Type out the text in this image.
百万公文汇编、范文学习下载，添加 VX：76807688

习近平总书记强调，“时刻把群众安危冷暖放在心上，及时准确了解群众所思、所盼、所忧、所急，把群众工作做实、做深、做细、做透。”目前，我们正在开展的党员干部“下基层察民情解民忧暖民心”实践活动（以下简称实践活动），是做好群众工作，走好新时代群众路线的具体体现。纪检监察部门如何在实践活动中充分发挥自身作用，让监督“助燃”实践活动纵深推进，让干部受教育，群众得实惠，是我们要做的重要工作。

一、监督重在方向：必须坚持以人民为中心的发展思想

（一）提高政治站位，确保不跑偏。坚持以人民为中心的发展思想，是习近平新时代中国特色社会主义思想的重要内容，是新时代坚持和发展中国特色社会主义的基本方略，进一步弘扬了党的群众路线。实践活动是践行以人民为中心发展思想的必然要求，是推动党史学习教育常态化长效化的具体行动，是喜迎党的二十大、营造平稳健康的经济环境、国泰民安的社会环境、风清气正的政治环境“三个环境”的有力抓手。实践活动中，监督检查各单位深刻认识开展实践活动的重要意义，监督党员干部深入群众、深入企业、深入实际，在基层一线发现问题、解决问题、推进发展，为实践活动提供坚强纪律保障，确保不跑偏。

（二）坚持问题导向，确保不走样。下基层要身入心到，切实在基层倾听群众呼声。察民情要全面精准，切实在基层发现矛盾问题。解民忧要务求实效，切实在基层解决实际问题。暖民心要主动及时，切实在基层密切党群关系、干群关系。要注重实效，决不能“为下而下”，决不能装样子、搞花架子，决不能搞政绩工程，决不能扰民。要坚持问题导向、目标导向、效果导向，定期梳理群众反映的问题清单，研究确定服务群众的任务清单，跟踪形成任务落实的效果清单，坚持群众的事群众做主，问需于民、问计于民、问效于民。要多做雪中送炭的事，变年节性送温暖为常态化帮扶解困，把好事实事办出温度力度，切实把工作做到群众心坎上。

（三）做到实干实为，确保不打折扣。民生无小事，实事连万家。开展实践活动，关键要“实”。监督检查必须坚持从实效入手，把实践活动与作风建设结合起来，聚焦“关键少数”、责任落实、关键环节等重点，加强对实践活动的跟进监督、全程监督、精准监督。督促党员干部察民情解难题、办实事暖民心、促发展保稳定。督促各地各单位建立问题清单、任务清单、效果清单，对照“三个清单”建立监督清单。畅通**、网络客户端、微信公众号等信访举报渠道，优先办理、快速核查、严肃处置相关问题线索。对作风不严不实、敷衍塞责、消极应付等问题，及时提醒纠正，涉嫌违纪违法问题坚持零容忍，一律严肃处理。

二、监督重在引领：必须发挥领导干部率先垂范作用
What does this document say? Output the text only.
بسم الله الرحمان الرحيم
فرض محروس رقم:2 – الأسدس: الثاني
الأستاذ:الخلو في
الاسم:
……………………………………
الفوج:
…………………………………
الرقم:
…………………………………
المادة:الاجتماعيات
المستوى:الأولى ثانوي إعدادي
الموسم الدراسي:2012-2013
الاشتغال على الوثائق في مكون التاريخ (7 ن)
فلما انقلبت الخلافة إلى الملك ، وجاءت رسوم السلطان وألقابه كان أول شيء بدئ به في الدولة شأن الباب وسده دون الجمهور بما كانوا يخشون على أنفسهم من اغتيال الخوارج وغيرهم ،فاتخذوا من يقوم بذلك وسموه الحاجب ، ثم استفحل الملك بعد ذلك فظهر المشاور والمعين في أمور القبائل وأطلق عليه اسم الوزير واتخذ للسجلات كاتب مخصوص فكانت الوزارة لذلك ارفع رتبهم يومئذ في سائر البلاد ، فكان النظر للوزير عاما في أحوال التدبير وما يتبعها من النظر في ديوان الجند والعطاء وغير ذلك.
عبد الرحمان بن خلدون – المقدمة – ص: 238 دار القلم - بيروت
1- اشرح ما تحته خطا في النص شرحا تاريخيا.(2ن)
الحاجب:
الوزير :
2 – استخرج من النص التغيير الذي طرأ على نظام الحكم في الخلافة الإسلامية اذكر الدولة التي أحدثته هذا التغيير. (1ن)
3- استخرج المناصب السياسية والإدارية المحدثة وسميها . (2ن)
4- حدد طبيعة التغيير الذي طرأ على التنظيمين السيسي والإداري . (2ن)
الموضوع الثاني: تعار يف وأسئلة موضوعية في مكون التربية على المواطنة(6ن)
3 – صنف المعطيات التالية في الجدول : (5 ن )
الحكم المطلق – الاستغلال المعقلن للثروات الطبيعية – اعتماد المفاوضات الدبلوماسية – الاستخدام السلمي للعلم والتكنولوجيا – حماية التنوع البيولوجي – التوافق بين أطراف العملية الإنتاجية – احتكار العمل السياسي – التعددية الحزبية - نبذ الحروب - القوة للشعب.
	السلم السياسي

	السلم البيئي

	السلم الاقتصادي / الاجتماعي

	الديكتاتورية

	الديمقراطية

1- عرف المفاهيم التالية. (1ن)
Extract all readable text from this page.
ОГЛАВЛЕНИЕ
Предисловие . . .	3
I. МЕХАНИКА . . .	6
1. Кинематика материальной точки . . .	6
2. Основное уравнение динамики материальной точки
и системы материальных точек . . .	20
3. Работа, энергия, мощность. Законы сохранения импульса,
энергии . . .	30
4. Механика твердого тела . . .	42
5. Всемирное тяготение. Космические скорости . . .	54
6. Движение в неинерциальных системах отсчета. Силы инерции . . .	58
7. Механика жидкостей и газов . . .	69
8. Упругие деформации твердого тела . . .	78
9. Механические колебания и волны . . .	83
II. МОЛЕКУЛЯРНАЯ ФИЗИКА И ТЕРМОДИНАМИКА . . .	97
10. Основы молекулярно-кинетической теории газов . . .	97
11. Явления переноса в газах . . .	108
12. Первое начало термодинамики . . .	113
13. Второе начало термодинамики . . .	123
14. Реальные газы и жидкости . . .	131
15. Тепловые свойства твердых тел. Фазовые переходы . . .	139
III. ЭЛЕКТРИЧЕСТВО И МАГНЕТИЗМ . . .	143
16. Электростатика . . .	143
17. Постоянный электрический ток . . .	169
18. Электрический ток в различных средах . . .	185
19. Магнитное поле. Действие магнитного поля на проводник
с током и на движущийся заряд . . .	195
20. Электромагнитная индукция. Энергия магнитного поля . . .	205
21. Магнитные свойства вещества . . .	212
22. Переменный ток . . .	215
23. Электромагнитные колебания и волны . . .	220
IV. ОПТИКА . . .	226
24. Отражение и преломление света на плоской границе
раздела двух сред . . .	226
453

> Problem to work on
Quote the entire listing above exactly.

> Answer to the task
Type out the text in this image.
百万公文汇编、范文学习下载，添加 VX：76807688

习近平总书记强调，“时刻把群众安危冷暖放在心上，及时准确了解群众所思、所盼、所忧、所急，把群众工作做实、做深、做细、做透。”目前，我们正在开展的党员干部“下基层察民情解民忧暖民心”实践活动（以下简称实践活动），是做好群众工作，走好新时代群众路线的具体体现。纪检监察部门如何在实践活动中充分发挥自身作用，让监督“助燃”实践活动纵深推进，让干部受教育，群众得实惠，是我们要做的重要工作。

一、监督重在方向：必须坚持以人民为中心的发展思想

（一）提高政治站位，确保不跑偏。坚持以人民为中心的发展思想，是习近平新时代中国特色社会主义思想的重要内容，是新时代坚持和发展中国特色社会主义的基本方略，进一步弘扬了党的群众路线。实践活动是践行以人民为中心发展思想的必然要求，是推动党史学习教育常态化长效化的具体行动，是喜迎党的二十大、营造平稳健康的经济环境、国泰民安的社会环境、风清气正的政治环境“三个环境”的有力抓手。实践活动中，监督检查各单位深刻认识开展实践活动的重要意义，监督党员干部深入群众、深入企业、深入实际，在基层一线发现问题、解决问题、推进发展，为实践活动提供坚强纪律保障，确保不跑偏。

（二）坚持问题导向，确保不走样。下基层要身入心到，切实在基层倾听群众呼声。察民情要全面精准，切实在基层发现矛盾问题。解民忧要务求实效，切实在基层解决实际问题。暖民心要主动及时，切实在基层密切党群关系、干群关系。要注重实效，决不能“为下而下”，决不能装样子、搞花架子，决不能搞政绩工程，决不能扰民。要坚持问题导向、目标导向、效果导向，定期梳理群众反映的问题清单，研究确定服务群众的任务清单，跟踪形成任务落实的效果清单，坚持群众的事群众做主，问需于民、问计于民、问效于民。要多做雪中送炭的事，变年节性送温暖为常态化帮扶解困，把好事实事办出温度力度，切实把工作做到群众心坎上。

（三）做到实干实为，确保不打折扣。民生无小事，实事连万家。开展实践活动，关键要“实”。监督检查必须坚持从实效入手，把实践活动与作风建设结合起来，聚焦“关键少数”、责任落实、关键环节等重点，加强对实践活动的跟进监督、全程监督、精准监督。督促党员干部察民情解难题、办实事暖民心、促发展保稳定。督促各地各单位建立问题清单、任务清单、效果清单，对照“三个清单”建立监督清单。畅通**、网络客户端、微信公众号等信访举报渠道，优先办理、快速核查、严肃处置相关问题线索。对作风不严不实、敷衍塞责、消极应付等问题，及时提醒纠正，涉嫌违纪违法问题坚持零容忍，一律严肃处理。

二、监督重在引领：必须发挥领导干部率先垂范作用
What does this document say? Output the text only.
بسم الله الرحمان الرحيم
فرض محروس رقم:2 – الأسدس: الثاني
الأستاذ:الخلو في
الاسم:
……………………………………
الفوج:
…………………………………
الرقم:
…………………………………
المادة:الاجتماعيات
المستوى:الأولى ثانوي إعدادي
الموسم الدراسي:2012-2013
الاشتغال على الوثائق في مكون التاريخ (7 ن)
فلما انقلبت الخلافة إلى الملك ، وجاءت رسوم السلطان وألقابه كان أول شيء بدئ به في الدولة شأن الباب وسده دون الجمهور بما كانوا يخشون على أنفسهم من اغتيال الخوارج وغيرهم ،فاتخذوا من يقوم بذلك وسموه الحاجب ، ثم استفحل الملك بعد ذلك فظهر المشاور والمعين في أمور القبائل وأطلق عليه اسم الوزير واتخذ للسجلات كاتب مخصوص فكانت الوزارة لذلك ارفع رتبهم يومئذ في سائر البلاد ، فكان النظر للوزير عاما في أحوال التدبير وما يتبعها من النظر في ديوان الجند والعطاء وغير ذلك.
عبد الرحمان بن خلدون – المقدمة – ص: 238 دار القلم - بيروت
1- اشرح ما تحته خطا في النص شرحا تاريخيا.(2ن)
الحاجب:
الوزير :
2 – استخرج من النص التغيير الذي طرأ على نظام الحكم في الخلافة الإسلامية اذكر الدولة التي أحدثته هذا التغيير. (1ن)
3- استخرج المناصب السياسية والإدارية المحدثة وسميها . (2ن)
4- حدد طبيعة التغيير الذي طرأ على التنظيمين السيسي والإداري . (2ن)
الموضوع الثاني: تعار يف وأسئلة موضوعية في مكون التربية على المواطنة(6ن)
3 – صنف المعطيات التالية في الجدول : (5 ن )
الحكم المطلق – الاستغلال المعقلن للثروات الطبيعية – اعتماد المفاوضات الدبلوماسية – الاستخدام السلمي للعلم والتكنولوجيا – حماية التنوع البيولوجي – التوافق بين أطراف العملية الإنتاجية – احتكار العمل السياسي – التعددية الحزبية - نبذ الحروب - القوة للشعب.
	السلم السياسي

	السلم البيئي

	السلم الاقتصادي / الاجتماعي

	الديكتاتورية

	الديمقراطية

1- عرف المفاهيم التالية. (1ن)
Extract all readable text from this page.
ОГЛАВЛЕНИЕ
Предисловие . . .	3
I. МЕХАНИКА . . .	6
1. Кинематика материальной точки . . .	6
2. Основное уравнение динамики материальной точки
и системы материальных точек . . .	20
3. Работа, энергия, мощность. Законы сохранения импульса,
энергии . . .	30
4. Механика твердого тела . . .	42
5. Всемирное тяготение. Космические скорости . . .	54
6. Движение в неинерциальных системах отсчета. Силы инерции . . .	58
7. Механика жидкостей и газов . . .	69
8. Упругие деформации твердого тела . . .	78
9. Механические колебания и волны . . .	83
II. МОЛЕКУЛЯРНАЯ ФИЗИКА И ТЕРМОДИНАМИКА . . .	97
10. Основы молекулярно-кинетической теории газов . . .	97
11. Явления переноса в газах . . .	108
12. Первое начало термодинамики . . .	113
13. Второе начало термодинамики . . .	123
14. Реальные газы и жидкости . . .	131
15. Тепловые свойства твердых тел. Фазовые переходы . . .	139
III. ЭЛЕКТРИЧЕСТВО И МАГНЕТИЗМ . . .	143
16. Электростатика . . .	143
17. Постоянный электрический ток . . .	169
18. Электрический ток в различных средах . . .	185
19. Магнитное поле. Действие магнитного поля на проводник
с током и на движущийся заряд . . .	195
20. Электромагнитная индукция. Энергия магнитного поля . . .	205
21. Магнитные свойства вещества . . .	212
22. Переменный ток . . .	215
23. Электромагнитные колебания и волны . . .	220
IV. ОПТИКА . . .	226
24. Отражение и преломление света на плоской границе
раздела двух сред . . .	226
453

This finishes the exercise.